**TO BE DONE**:
Transcribe every entry below word for word, but skip the pictures.
##############################
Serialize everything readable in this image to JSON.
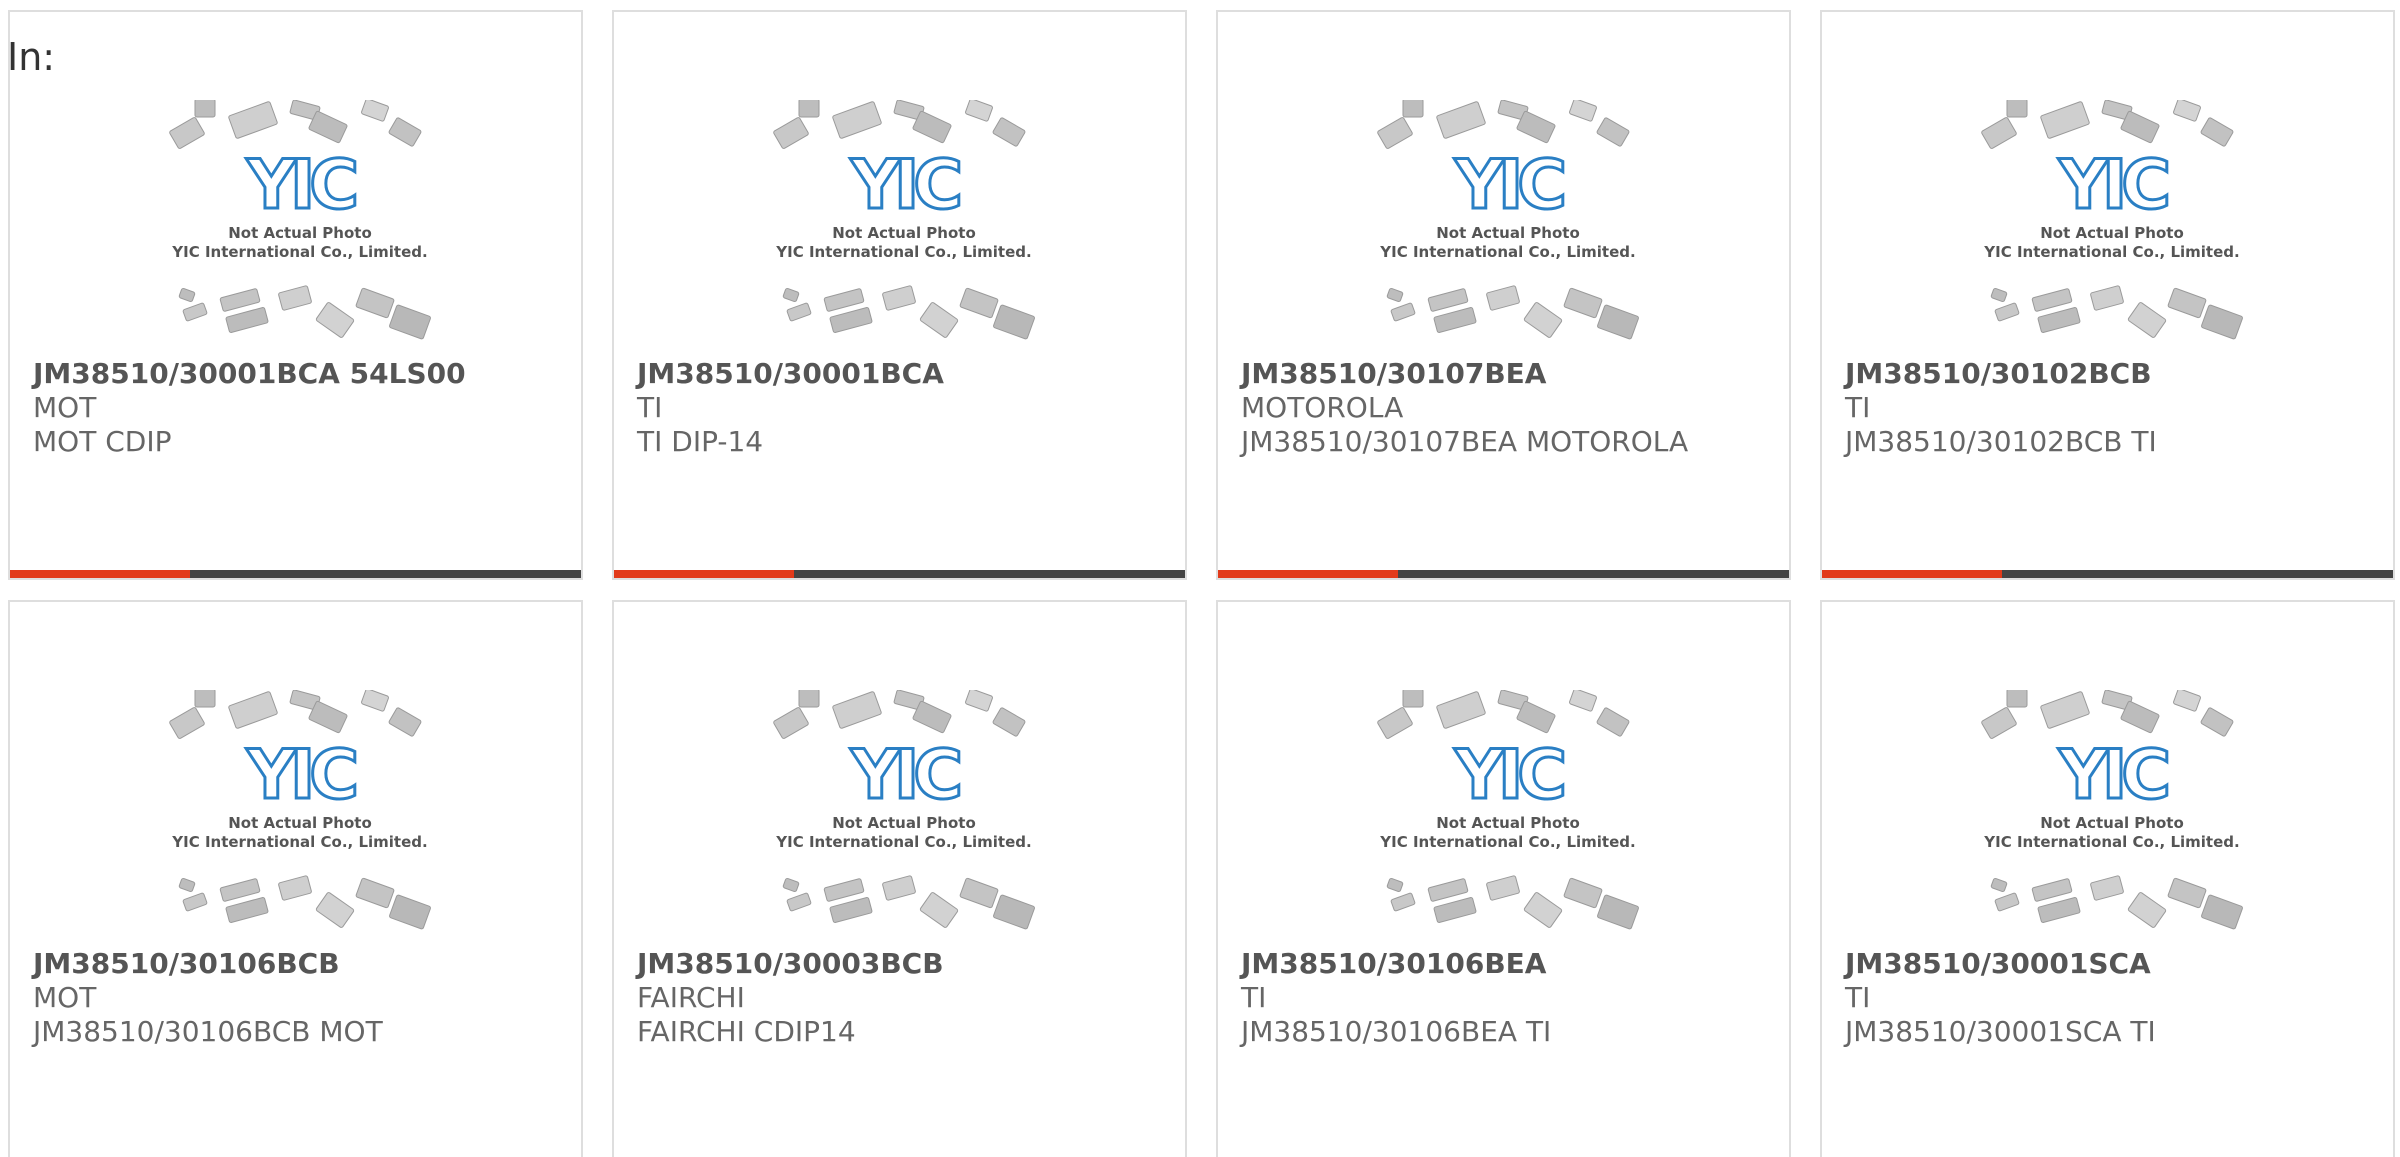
{
  "header": {
    "label": "In:"
  },
  "placeholder_image": {
    "line1": "Not Actual Photo",
    "line2": "YIC International Co., Limited.",
    "logo_text": "YIC"
  },
  "colors": {
    "accent": "#e23a1a",
    "bar": "#444444",
    "logo_blue": "#2a7fc4",
    "border": "#dedede"
  },
  "products": [
    {
      "part": "JM38510/30001BCA 54LS00",
      "brand": "MOT",
      "desc": "MOT CDIP"
    },
    {
      "part": "JM38510/30001BCA",
      "brand": "TI",
      "desc": "TI DIP-14"
    },
    {
      "part": "JM38510/30107BEA",
      "brand": "MOTOROLA",
      "desc": "JM38510/30107BEA MOTOROLA"
    },
    {
      "part": "JM38510/30102BCB",
      "brand": "TI",
      "desc": "JM38510/30102BCB TI"
    },
    {
      "part": "JM38510/30106BCB",
      "brand": "MOT",
      "desc": "JM38510/30106BCB MOT"
    },
    {
      "part": "JM38510/30003BCB",
      "brand": "FAIRCHI",
      "desc": "FAIRCHI CDIP14"
    },
    {
      "part": "JM38510/30106BEA",
      "brand": "TI",
      "desc": "JM38510/30106BEA TI"
    },
    {
      "part": "JM38510/30001SCA",
      "brand": "TI",
      "desc": "JM38510/30001SCA TI"
    }
  ]
}
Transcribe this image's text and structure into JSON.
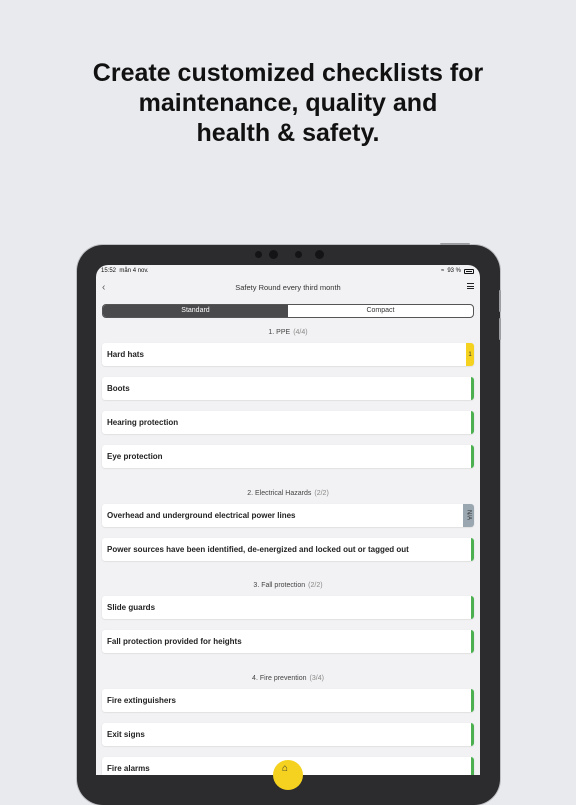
{
  "headline": {
    "line1": "Create customized checklists for",
    "line2": "maintenance, quality and",
    "line3": "health & safety."
  },
  "status_bar": {
    "time": "15:52",
    "date": "mån 4 nov.",
    "battery": "93 %"
  },
  "nav": {
    "back_icon": "chevron-left-icon",
    "title": "Safety Round every third month",
    "menu_icon": "menu-icon"
  },
  "segmented": {
    "standard": "Standard",
    "compact": "Compact",
    "selected": "Standard"
  },
  "sections": [
    {
      "title": "1. PPE",
      "count": "(4/4)",
      "items": [
        {
          "label": "Hard hats",
          "status": "yellow",
          "tag": "1"
        },
        {
          "label": "Boots",
          "status": "green"
        },
        {
          "label": "Hearing protection",
          "status": "green"
        },
        {
          "label": "Eye protection",
          "status": "green"
        }
      ]
    },
    {
      "title": "2. Electrical Hazards",
      "count": "(2/2)",
      "items": [
        {
          "label": "Overhead and underground electrical power lines",
          "status": "gray",
          "tag": "N/A"
        },
        {
          "label": "Power sources have been identified, de-energized and locked out or tagged out",
          "status": "green"
        }
      ]
    },
    {
      "title": "3. Fall protection",
      "count": "(2/2)",
      "items": [
        {
          "label": "Slide guards",
          "status": "green"
        },
        {
          "label": "Fall protection provided for heights",
          "status": "green"
        }
      ]
    },
    {
      "title": "4. Fire prevention",
      "count": "(3/4)",
      "items": [
        {
          "label": "Fire extinguishers",
          "status": "green"
        },
        {
          "label": "Exit signs",
          "status": "green"
        },
        {
          "label": "Fire alarms",
          "status": "green"
        }
      ]
    }
  ],
  "colors": {
    "green": "#4caf50",
    "yellow": "#f4d21f",
    "gray": "#9aa7b0"
  }
}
##############################
**OUTPUT FOR THIS TASK**:
Serialize everything readable in this image to JSON.
{
  "header": {
    "label": "In:"
  },
  "placeholder_image": {
    "line1": "Not Actual Photo",
    "line2": "YIC International Co., Limited.",
    "logo_text": "YIC"
  },
  "colors": {
    "accent": "#e23a1a",
    "bar": "#444444",
    "logo_blue": "#2a7fc4",
    "border": "#dedede"
  },
  "products": [
    {
      "part": "JM38510/30001BCA 54LS00",
      "brand": "MOT",
      "desc": "MOT CDIP"
    },
    {
      "part": "JM38510/30001BCA",
      "brand": "TI",
      "desc": "TI DIP-14"
    },
    {
      "part": "JM38510/30107BEA",
      "brand": "MOTOROLA",
      "desc": "JM38510/30107BEA MOTOROLA"
    },
    {
      "part": "JM38510/30102BCB",
      "brand": "TI",
      "desc": "JM38510/30102BCB TI"
    },
    {
      "part": "JM38510/30106BCB",
      "brand": "MOT",
      "desc": "JM38510/30106BCB MOT"
    },
    {
      "part": "JM38510/30003BCB",
      "brand": "FAIRCHI",
      "desc": "FAIRCHI CDIP14"
    },
    {
      "part": "JM38510/30106BEA",
      "brand": "TI",
      "desc": "JM38510/30106BEA TI"
    },
    {
      "part": "JM38510/30001SCA",
      "brand": "TI",
      "desc": "JM38510/30001SCA TI"
    }
  ]
}
Transcribe this image's text and structure into JSON.
{
  "headline": {
    "line1": "Create customized checklists for",
    "line2": "maintenance, quality and",
    "line3": "health & safety."
  },
  "status_bar": {
    "time": "15:52",
    "date": "mån 4 nov.",
    "battery": "93 %"
  },
  "nav": {
    "back_icon": "chevron-left-icon",
    "title": "Safety Round every third month",
    "menu_icon": "menu-icon"
  },
  "segmented": {
    "standard": "Standard",
    "compact": "Compact",
    "selected": "Standard"
  },
  "sections": [
    {
      "title": "1. PPE",
      "count": "(4/4)",
      "items": [
        {
          "label": "Hard hats",
          "status": "yellow",
          "tag": "1"
        },
        {
          "label": "Boots",
          "status": "green"
        },
        {
          "label": "Hearing protection",
          "status": "green"
        },
        {
          "label": "Eye protection",
          "status": "green"
        }
      ]
    },
    {
      "title": "2. Electrical Hazards",
      "count": "(2/2)",
      "items": [
        {
          "label": "Overhead and underground electrical power lines",
          "status": "gray",
          "tag": "N/A"
        },
        {
          "label": "Power sources have been identified, de-energized and locked out or tagged out",
          "status": "green"
        }
      ]
    },
    {
      "title": "3. Fall protection",
      "count": "(2/2)",
      "items": [
        {
          "label": "Slide guards",
          "status": "green"
        },
        {
          "label": "Fall protection provided for heights",
          "status": "green"
        }
      ]
    },
    {
      "title": "4. Fire prevention",
      "count": "(3/4)",
      "items": [
        {
          "label": "Fire extinguishers",
          "status": "green"
        },
        {
          "label": "Exit signs",
          "status": "green"
        },
        {
          "label": "Fire alarms",
          "status": "green"
        }
      ]
    }
  ],
  "colors": {
    "green": "#4caf50",
    "yellow": "#f4d21f",
    "gray": "#9aa7b0"
  }
}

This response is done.